> **Exercise directions**: Pull out every line with the word "Small" from the entries below.

> **Source data**:
"""
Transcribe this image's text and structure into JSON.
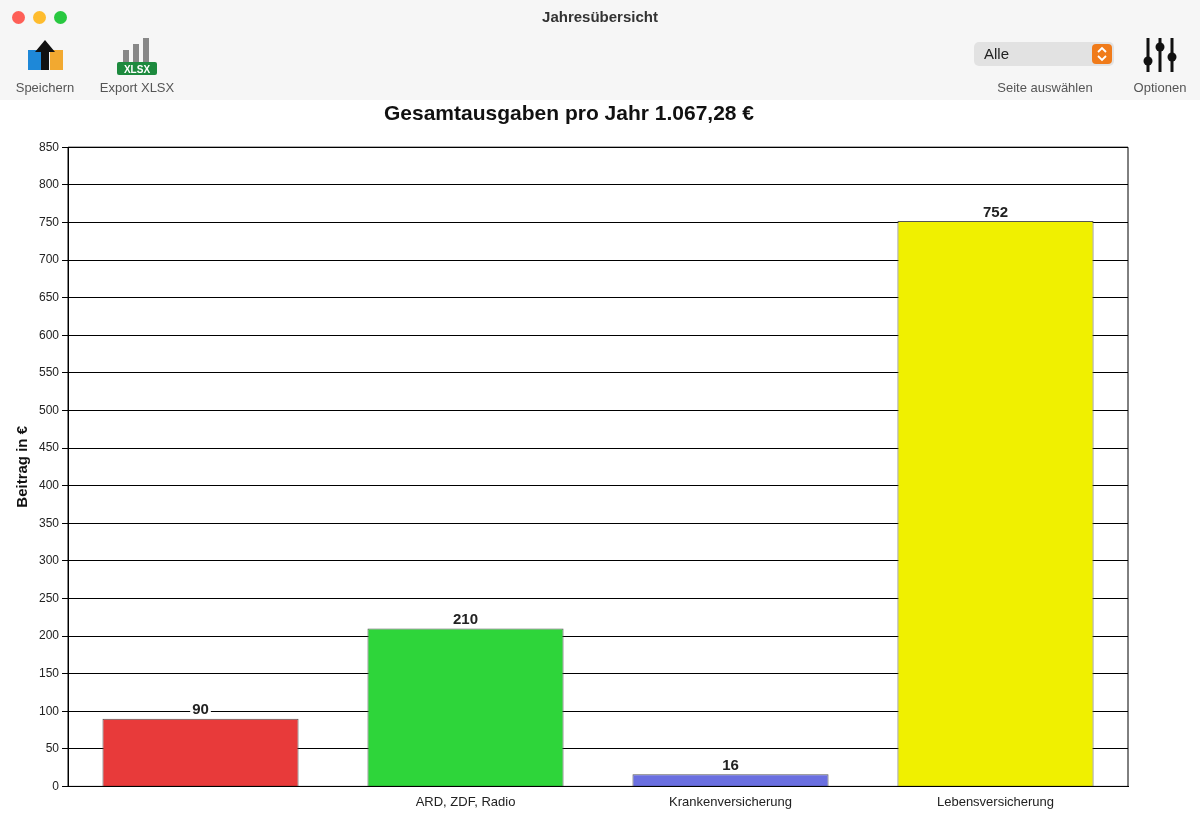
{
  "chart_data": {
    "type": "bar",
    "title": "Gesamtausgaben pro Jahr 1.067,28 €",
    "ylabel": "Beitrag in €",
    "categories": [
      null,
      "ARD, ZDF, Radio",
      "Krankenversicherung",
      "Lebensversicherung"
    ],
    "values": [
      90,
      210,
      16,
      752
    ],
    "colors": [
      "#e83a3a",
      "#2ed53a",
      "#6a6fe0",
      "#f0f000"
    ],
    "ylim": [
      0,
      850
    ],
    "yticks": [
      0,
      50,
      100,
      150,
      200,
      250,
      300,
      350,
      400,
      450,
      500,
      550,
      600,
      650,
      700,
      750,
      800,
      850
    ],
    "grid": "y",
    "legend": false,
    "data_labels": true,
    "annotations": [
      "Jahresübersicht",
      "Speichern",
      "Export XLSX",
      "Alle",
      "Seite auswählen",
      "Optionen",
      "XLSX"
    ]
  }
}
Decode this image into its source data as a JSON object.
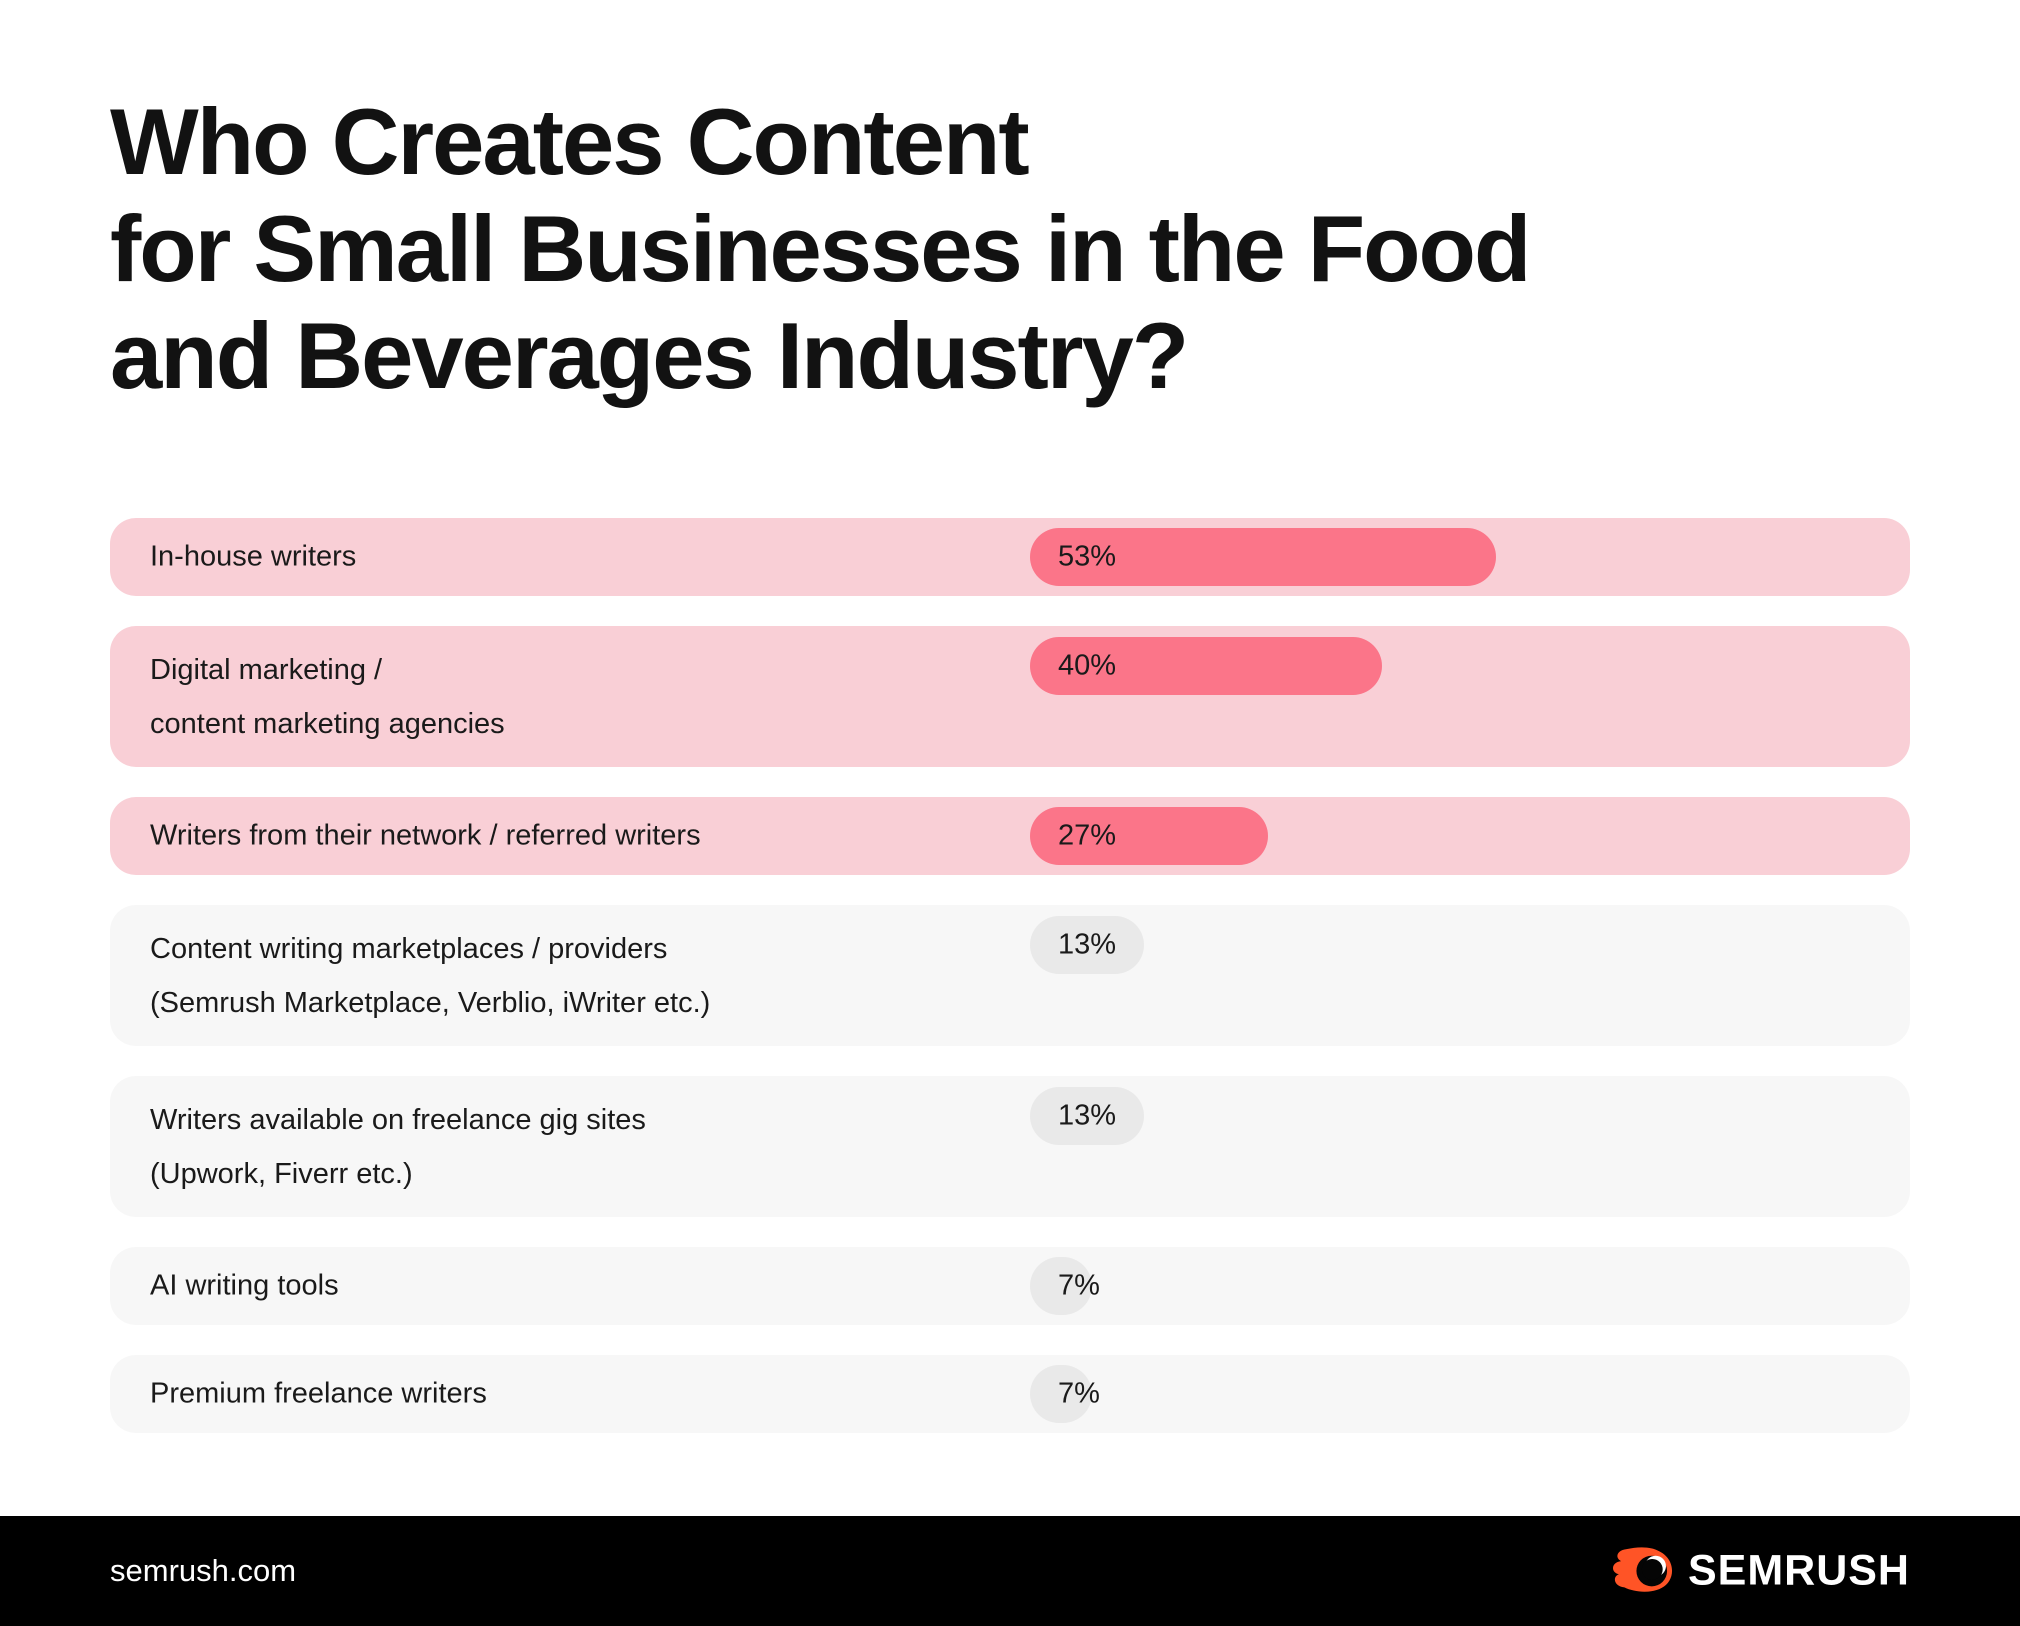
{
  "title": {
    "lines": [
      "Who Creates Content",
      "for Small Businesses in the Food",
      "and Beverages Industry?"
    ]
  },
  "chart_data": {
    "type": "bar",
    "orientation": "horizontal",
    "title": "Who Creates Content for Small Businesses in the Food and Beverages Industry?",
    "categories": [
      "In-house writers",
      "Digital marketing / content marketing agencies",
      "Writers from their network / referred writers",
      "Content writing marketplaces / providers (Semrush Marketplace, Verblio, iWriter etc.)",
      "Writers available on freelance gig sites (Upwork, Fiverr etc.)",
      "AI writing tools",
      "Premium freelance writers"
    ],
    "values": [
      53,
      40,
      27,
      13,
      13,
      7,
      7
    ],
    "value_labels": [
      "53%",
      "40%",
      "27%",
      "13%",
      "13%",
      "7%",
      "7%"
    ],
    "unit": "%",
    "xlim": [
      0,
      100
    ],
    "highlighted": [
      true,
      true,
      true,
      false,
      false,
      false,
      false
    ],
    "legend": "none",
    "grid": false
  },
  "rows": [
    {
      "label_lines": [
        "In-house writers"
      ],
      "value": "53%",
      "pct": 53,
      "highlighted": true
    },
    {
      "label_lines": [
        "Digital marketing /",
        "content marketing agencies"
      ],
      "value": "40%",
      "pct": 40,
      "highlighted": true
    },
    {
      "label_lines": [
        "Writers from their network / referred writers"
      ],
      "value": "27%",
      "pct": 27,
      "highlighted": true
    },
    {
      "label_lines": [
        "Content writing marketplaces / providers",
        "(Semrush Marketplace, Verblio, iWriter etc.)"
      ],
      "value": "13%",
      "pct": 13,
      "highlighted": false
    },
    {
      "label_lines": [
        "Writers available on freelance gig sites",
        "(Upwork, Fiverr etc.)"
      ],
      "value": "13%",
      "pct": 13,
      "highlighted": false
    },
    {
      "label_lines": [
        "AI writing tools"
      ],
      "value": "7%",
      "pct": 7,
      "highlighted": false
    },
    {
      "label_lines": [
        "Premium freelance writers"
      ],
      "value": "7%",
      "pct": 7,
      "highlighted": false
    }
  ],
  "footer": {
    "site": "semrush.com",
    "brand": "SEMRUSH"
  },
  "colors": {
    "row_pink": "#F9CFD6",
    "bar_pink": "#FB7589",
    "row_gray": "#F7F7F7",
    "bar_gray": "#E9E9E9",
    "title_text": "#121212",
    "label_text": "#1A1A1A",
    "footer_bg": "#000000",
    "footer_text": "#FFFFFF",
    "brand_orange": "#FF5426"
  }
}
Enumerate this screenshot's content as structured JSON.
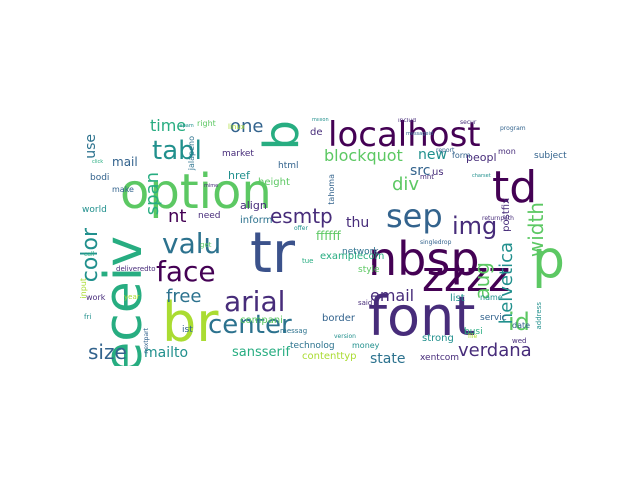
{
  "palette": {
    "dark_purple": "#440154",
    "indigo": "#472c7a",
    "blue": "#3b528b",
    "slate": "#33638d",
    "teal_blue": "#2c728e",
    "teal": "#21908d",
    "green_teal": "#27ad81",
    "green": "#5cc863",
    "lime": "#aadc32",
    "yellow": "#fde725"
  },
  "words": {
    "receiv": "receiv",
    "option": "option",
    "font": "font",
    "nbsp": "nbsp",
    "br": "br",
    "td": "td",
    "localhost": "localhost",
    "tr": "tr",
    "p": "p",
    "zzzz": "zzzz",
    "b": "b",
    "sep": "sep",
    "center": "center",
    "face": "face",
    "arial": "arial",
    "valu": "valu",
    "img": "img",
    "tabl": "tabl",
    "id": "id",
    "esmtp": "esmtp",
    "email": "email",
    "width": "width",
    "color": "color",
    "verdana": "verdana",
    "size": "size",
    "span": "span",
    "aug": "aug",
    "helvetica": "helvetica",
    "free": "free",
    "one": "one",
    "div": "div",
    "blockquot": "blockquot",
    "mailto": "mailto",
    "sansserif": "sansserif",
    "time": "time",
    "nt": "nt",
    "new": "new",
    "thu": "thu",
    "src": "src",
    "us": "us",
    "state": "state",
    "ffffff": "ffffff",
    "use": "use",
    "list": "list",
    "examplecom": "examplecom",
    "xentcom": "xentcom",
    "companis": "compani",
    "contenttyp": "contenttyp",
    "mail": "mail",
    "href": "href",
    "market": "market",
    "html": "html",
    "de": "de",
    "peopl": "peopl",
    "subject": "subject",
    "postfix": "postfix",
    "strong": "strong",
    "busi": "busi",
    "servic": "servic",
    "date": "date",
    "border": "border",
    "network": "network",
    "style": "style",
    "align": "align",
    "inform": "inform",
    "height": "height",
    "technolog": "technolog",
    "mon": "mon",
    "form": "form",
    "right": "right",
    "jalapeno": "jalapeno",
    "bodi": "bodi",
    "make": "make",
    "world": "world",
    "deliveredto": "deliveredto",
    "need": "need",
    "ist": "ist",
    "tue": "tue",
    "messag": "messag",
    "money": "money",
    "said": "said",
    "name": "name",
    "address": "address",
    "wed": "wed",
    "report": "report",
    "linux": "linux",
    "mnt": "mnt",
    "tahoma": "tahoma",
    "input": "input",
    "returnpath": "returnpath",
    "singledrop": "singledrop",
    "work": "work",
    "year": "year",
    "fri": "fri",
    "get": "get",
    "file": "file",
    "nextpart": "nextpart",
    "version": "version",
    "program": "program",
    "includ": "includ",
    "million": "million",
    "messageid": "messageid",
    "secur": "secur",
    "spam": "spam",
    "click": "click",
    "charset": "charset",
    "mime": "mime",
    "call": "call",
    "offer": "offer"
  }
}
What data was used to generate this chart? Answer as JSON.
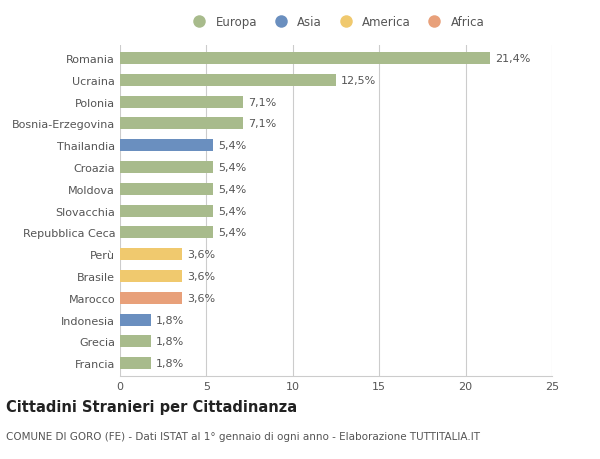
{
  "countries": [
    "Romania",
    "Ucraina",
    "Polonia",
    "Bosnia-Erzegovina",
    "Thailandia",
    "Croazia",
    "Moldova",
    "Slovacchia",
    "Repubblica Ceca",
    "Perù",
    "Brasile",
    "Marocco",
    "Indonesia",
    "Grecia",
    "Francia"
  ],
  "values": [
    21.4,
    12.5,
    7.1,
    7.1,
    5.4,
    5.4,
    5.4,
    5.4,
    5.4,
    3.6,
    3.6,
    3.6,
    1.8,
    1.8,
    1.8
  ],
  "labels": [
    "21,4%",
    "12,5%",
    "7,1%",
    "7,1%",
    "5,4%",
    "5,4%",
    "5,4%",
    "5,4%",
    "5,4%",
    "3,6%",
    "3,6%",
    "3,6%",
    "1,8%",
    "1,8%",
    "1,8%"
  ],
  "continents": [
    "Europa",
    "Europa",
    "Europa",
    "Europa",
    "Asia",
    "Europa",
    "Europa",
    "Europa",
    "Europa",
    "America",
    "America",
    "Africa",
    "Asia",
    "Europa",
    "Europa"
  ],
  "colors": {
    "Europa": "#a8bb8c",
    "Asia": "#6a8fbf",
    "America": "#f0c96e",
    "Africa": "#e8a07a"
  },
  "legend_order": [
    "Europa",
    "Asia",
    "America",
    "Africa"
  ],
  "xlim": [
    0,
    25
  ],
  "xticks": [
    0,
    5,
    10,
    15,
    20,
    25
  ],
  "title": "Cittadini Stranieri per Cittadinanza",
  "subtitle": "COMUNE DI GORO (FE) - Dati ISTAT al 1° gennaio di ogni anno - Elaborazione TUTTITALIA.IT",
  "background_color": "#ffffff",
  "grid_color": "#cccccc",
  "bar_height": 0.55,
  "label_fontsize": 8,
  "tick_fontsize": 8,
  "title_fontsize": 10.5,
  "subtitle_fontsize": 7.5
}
"""
> **Written reply**:
      "for Small Businesses in the Food",
    "title": "Who Creates Content for Small Businesses in the Food and Beverages Industry?",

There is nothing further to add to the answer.